** Direction **
List every line in this data where the string "washes" occurs.

** Dataset records **
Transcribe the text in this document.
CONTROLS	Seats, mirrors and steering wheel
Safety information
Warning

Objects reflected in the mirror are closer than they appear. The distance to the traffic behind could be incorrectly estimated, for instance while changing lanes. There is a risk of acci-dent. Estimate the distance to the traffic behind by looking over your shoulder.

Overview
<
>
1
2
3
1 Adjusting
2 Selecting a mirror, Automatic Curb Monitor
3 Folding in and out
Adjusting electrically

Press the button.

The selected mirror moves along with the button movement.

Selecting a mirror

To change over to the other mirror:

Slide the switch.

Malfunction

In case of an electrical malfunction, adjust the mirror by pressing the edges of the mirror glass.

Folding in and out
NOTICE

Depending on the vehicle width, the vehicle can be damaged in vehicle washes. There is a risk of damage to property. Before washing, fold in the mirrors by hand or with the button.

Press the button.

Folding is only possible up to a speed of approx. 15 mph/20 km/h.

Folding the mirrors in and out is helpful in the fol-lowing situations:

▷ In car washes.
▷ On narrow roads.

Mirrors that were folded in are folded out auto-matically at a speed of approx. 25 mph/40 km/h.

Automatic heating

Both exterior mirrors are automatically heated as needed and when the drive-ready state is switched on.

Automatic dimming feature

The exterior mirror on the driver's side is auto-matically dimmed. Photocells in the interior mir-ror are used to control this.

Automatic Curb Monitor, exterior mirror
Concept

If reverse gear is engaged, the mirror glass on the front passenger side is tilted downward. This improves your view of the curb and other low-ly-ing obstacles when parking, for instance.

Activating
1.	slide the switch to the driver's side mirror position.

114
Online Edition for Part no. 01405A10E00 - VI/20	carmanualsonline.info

** Exercise solution **
Depending on the vehicle width, the vehicle can be damaged in vehicle washes. There is a risk of damage to property. Before washing, fold in the mirrors by hand or with the button.
▷ In car washes.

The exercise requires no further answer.